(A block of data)
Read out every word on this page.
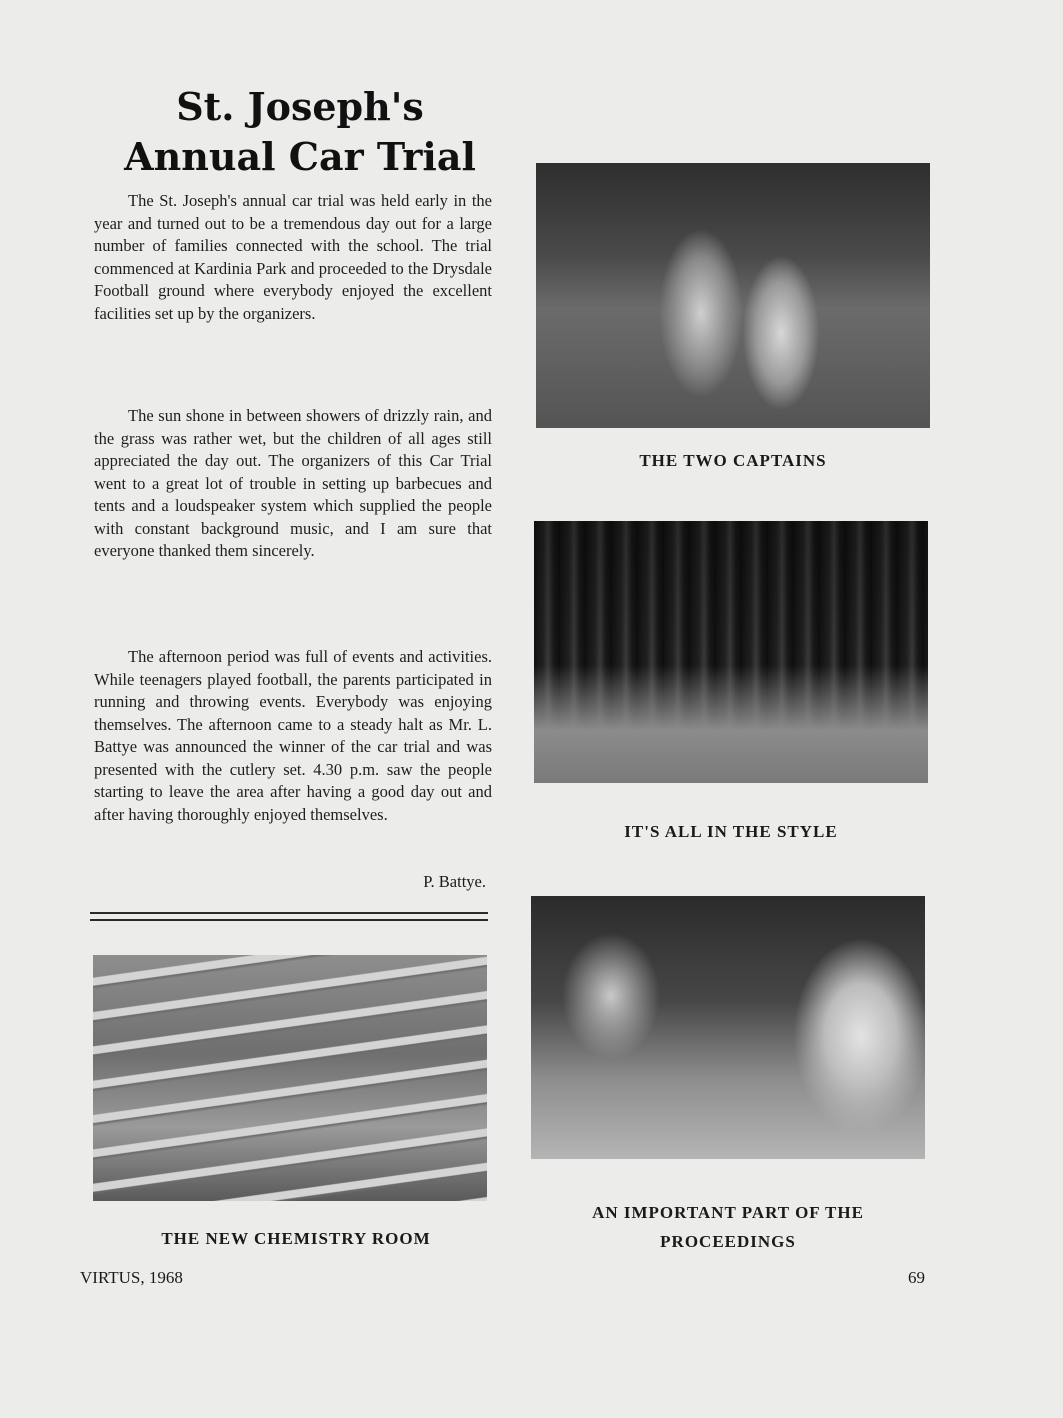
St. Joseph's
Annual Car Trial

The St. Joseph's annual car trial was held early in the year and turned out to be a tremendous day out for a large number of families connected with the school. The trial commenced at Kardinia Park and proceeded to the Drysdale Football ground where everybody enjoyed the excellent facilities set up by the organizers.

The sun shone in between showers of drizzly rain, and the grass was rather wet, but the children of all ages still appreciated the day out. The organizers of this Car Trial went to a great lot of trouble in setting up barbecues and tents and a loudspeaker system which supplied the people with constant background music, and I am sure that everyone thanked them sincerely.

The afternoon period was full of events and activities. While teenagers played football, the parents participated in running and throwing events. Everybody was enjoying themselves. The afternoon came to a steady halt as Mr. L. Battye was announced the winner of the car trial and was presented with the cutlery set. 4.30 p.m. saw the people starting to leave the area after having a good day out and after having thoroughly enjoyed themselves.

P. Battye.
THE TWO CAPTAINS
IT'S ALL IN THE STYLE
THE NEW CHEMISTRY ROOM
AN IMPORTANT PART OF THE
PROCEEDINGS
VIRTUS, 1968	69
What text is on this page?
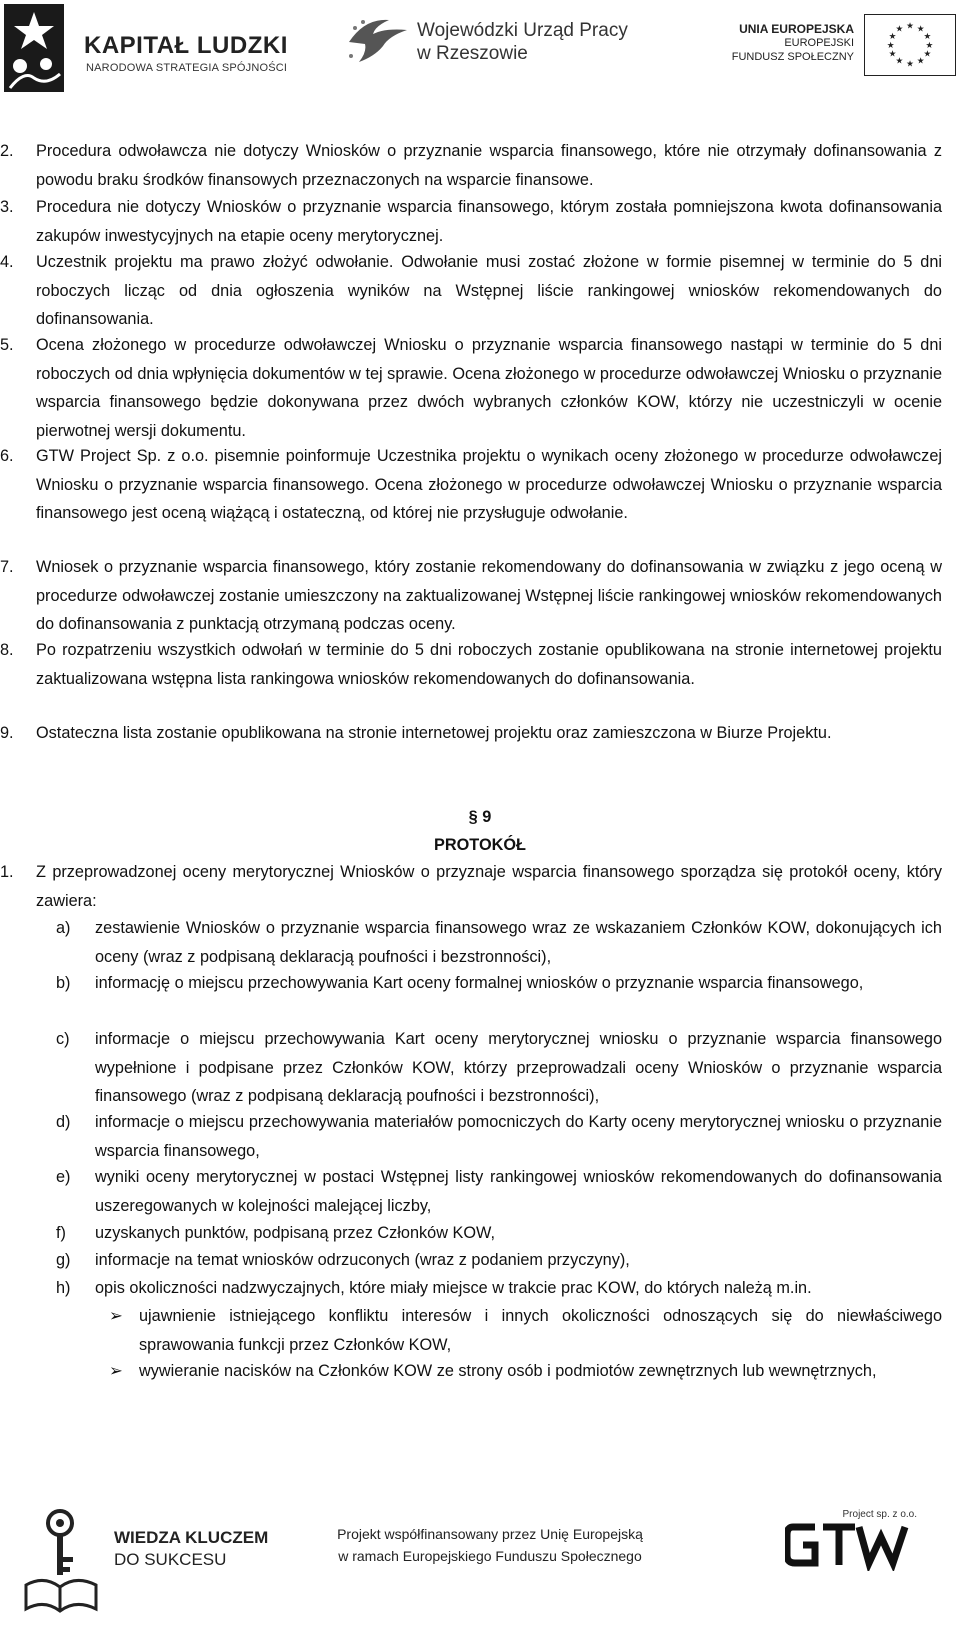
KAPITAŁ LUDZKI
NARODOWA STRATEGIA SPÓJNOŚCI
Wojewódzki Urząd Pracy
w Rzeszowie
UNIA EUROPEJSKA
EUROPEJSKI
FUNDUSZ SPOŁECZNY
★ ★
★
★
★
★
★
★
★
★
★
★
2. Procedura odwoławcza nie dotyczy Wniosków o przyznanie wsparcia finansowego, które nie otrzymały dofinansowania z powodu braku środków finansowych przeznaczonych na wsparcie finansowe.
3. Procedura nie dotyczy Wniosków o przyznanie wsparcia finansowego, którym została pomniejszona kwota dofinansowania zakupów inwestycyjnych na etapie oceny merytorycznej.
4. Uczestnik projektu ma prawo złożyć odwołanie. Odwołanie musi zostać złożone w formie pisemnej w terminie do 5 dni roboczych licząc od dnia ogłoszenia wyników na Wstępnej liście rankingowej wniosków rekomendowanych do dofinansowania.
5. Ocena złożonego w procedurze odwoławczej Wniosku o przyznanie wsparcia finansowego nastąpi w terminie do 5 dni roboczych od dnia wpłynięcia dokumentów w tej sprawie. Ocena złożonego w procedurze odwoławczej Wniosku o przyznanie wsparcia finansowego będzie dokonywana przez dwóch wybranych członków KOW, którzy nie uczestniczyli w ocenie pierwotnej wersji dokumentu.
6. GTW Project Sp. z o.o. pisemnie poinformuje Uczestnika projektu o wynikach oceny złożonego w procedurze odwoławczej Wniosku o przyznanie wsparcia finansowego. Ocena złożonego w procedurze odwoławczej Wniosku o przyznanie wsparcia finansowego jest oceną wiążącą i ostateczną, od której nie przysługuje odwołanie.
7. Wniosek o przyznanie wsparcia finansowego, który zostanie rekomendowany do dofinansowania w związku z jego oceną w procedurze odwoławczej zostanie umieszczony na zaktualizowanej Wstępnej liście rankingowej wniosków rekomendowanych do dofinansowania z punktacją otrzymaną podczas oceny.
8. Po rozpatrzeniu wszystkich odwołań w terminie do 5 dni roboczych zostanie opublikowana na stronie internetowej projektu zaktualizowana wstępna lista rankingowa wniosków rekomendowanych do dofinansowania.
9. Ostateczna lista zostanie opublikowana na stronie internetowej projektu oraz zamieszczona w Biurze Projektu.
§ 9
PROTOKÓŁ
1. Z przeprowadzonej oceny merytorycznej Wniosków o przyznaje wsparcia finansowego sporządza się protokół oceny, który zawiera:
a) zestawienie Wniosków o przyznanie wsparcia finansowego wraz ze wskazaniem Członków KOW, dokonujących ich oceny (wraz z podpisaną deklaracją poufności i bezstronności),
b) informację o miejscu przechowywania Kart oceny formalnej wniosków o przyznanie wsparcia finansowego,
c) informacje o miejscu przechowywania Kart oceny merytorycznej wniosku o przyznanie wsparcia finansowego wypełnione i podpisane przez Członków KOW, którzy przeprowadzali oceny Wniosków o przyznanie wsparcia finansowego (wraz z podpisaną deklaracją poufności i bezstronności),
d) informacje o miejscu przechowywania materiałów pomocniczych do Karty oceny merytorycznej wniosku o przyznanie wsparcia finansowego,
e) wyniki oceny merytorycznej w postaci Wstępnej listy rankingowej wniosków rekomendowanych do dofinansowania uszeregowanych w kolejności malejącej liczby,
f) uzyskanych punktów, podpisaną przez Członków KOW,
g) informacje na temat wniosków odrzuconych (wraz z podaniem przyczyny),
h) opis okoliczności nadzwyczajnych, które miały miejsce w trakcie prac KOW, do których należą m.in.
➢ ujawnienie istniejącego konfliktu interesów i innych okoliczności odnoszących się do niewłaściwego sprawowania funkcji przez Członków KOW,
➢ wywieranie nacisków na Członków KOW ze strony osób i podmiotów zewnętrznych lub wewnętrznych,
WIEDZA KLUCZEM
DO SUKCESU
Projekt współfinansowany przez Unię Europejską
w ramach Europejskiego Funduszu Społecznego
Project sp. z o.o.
* * *
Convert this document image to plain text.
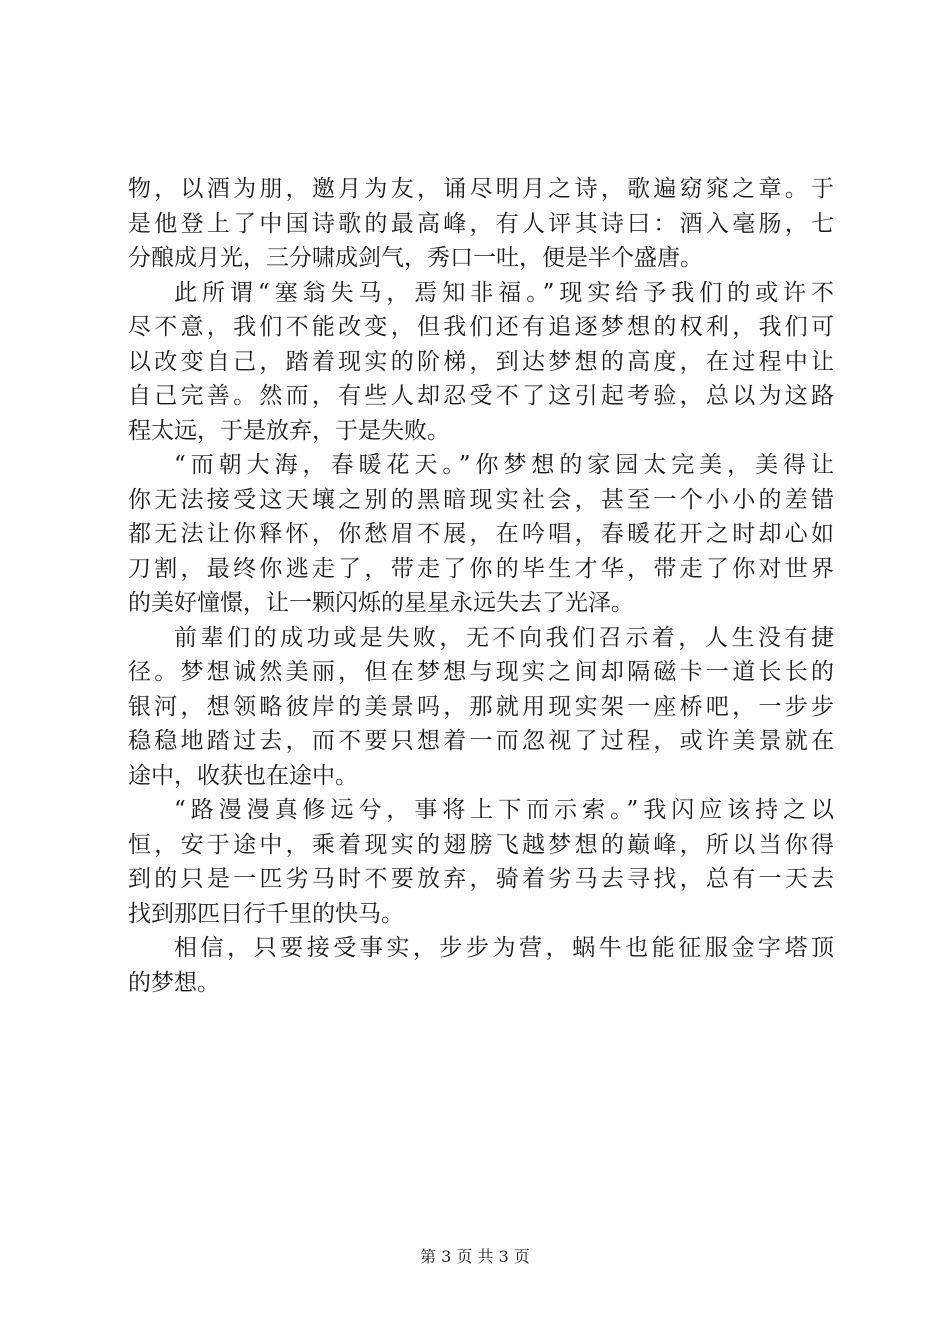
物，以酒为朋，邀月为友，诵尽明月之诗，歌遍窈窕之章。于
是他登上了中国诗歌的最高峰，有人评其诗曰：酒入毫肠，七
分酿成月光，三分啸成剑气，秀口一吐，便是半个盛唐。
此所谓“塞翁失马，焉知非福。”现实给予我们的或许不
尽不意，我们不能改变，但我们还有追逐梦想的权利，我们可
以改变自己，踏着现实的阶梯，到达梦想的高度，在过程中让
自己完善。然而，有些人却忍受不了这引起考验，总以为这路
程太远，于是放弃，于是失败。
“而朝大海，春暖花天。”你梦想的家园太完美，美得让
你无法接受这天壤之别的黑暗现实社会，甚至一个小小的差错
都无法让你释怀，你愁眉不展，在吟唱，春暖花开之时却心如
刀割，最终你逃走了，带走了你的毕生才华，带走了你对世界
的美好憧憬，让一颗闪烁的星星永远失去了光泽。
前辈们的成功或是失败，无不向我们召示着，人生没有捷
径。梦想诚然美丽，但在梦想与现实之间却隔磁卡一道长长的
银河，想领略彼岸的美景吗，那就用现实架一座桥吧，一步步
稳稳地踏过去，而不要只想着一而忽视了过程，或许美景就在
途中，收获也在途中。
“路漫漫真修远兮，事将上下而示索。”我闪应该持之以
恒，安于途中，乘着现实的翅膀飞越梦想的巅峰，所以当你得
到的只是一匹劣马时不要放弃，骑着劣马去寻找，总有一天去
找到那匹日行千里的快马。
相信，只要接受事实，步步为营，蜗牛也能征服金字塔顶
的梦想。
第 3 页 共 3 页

WHAT TO PRODUCE: Copy all lines from the material that hold "page".

TASK ANSWER:
Read out every word on this page.
What text is on this page?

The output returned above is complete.